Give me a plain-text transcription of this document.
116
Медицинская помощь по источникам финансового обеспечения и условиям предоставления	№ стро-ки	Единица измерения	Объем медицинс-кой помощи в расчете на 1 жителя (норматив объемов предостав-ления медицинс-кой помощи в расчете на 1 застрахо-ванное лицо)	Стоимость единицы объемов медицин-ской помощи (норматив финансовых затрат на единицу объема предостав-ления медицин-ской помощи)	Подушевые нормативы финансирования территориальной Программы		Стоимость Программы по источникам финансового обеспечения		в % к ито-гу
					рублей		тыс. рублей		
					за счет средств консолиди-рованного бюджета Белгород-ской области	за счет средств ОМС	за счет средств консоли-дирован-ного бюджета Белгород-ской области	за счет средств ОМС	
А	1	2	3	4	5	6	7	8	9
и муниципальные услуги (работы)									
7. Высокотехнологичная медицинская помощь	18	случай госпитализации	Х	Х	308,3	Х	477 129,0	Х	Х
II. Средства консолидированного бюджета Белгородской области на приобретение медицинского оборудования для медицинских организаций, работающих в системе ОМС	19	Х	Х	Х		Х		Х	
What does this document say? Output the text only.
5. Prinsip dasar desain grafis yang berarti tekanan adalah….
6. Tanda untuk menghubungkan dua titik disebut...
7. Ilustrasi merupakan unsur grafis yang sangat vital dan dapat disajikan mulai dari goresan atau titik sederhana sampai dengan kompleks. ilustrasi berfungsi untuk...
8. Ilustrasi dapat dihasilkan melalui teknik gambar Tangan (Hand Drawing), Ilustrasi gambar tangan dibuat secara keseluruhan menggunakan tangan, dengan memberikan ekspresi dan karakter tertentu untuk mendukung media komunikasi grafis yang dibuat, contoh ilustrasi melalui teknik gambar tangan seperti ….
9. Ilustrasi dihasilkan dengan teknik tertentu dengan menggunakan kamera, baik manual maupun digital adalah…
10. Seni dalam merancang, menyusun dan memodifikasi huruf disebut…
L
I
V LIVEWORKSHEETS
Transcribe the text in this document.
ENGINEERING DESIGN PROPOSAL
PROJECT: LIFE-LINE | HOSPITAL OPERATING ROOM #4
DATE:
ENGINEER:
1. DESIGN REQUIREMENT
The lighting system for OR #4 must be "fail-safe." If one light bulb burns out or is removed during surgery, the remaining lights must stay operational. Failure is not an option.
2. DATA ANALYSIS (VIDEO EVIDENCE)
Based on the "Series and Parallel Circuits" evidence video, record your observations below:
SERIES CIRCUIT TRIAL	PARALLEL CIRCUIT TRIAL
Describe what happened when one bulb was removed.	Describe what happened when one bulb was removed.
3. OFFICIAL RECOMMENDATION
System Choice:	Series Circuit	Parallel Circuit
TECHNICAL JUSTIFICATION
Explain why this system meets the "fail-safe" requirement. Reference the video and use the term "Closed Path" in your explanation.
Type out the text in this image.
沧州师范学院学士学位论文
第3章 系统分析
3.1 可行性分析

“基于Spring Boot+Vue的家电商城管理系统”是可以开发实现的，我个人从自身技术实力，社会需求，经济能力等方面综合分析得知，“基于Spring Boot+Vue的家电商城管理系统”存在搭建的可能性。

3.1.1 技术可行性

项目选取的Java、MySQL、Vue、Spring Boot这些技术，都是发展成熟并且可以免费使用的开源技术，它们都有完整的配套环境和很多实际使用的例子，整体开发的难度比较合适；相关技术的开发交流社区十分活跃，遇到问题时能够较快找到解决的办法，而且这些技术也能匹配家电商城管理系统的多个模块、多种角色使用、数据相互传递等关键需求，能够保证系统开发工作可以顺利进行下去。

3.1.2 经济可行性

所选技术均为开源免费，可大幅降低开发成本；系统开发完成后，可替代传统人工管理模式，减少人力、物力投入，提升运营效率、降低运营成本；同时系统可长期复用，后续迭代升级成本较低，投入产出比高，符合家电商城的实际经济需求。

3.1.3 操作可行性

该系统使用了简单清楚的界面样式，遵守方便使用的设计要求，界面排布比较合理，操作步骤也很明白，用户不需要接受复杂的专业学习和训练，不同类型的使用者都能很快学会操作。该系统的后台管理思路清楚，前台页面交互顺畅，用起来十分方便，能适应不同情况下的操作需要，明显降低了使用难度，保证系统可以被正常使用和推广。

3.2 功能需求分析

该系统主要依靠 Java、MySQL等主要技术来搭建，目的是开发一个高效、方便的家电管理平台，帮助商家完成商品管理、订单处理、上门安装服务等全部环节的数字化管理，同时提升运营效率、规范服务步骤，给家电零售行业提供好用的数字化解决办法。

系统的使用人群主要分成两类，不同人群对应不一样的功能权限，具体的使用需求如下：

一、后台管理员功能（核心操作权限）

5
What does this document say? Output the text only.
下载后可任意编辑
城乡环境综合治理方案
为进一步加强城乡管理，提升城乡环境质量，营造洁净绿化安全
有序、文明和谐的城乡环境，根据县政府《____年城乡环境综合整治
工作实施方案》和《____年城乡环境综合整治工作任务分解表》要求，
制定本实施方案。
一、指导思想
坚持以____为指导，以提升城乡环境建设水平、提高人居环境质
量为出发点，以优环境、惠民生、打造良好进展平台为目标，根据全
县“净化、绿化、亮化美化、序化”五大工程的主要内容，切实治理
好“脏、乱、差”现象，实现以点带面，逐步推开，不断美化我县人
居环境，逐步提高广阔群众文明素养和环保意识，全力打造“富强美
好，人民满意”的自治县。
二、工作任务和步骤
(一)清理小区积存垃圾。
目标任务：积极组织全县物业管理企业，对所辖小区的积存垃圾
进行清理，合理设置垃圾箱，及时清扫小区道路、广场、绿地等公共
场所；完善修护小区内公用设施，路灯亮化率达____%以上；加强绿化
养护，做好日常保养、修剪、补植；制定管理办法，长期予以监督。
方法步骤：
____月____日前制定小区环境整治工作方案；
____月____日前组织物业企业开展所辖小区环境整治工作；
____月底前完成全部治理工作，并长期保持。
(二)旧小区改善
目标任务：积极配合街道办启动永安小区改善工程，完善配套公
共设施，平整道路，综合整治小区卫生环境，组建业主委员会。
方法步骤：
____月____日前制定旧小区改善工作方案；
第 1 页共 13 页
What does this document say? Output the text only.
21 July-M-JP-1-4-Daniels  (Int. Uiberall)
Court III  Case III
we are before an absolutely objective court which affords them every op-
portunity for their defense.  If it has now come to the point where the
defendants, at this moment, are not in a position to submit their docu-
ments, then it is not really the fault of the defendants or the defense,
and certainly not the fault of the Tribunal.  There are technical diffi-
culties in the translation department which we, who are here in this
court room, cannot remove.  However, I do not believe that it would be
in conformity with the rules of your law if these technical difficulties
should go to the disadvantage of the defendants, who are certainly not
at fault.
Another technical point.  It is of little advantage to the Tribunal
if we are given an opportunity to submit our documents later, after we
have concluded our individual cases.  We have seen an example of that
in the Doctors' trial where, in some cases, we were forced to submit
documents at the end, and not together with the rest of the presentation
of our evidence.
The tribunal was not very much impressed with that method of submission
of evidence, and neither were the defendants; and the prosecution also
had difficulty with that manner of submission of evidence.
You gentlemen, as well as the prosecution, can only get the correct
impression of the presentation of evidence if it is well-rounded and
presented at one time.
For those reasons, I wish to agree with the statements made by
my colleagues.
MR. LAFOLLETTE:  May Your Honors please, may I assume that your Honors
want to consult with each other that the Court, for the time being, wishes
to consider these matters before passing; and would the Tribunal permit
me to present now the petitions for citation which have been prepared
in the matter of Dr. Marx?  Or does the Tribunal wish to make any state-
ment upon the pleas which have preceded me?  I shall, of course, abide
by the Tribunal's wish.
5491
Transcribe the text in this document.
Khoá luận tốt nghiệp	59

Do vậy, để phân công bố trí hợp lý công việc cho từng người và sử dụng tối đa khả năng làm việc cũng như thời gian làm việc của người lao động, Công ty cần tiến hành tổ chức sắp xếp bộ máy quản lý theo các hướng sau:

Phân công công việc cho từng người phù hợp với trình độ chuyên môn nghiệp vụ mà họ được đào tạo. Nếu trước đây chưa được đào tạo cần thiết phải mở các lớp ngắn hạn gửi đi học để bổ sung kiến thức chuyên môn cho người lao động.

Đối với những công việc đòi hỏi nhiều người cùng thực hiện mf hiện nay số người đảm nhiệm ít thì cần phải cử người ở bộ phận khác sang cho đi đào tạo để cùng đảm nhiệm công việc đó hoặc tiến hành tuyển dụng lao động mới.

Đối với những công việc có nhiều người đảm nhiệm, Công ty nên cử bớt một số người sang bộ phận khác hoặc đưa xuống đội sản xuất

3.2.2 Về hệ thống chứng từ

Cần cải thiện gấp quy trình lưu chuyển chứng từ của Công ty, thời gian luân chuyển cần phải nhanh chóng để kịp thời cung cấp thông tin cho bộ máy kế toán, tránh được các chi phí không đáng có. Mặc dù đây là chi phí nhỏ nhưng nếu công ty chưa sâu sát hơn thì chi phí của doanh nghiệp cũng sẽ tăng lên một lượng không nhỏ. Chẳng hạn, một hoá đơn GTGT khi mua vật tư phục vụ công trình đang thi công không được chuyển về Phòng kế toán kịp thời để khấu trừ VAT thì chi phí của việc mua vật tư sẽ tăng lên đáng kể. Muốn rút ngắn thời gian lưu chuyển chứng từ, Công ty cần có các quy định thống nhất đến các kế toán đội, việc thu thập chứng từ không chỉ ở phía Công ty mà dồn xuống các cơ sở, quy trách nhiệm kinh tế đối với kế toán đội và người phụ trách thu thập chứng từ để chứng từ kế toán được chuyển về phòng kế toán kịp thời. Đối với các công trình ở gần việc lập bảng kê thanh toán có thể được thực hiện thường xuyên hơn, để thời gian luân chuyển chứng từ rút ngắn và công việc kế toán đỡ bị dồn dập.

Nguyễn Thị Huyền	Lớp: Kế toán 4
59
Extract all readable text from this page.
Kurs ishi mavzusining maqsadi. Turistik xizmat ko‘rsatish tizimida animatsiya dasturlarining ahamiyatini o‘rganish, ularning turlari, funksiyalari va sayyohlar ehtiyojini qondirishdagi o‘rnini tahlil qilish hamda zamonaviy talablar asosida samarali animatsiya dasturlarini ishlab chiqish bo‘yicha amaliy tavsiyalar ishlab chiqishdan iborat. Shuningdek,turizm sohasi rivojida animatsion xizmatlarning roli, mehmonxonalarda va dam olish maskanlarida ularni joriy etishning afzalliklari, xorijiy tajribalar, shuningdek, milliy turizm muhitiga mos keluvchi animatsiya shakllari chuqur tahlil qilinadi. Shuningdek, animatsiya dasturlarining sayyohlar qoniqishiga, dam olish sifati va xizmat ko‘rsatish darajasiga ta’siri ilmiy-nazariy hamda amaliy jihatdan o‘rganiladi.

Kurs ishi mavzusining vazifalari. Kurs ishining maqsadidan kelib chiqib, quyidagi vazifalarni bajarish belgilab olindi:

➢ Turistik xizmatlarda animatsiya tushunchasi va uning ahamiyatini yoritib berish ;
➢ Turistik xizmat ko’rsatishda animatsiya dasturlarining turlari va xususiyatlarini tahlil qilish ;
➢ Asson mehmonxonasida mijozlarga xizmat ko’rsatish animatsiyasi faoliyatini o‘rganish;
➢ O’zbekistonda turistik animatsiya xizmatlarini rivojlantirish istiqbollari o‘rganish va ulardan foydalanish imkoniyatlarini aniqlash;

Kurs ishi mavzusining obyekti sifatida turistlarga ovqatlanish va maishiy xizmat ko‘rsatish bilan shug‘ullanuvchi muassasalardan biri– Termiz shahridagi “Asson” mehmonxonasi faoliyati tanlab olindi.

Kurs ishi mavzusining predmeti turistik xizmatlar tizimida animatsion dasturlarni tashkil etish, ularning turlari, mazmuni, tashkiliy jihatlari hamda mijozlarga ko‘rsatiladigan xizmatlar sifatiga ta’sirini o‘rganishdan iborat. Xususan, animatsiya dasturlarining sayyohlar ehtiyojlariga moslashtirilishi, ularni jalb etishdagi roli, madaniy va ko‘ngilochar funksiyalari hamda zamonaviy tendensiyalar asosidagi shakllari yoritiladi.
|---|
**SHORT EXERCISE**: Gather up the lines containing the word "submission" from these records and copy them.

**WRITTEN RESPONSE**:
The tribunal was not very much impressed with that method of submission
had difficulty with that manner of submission of evidence.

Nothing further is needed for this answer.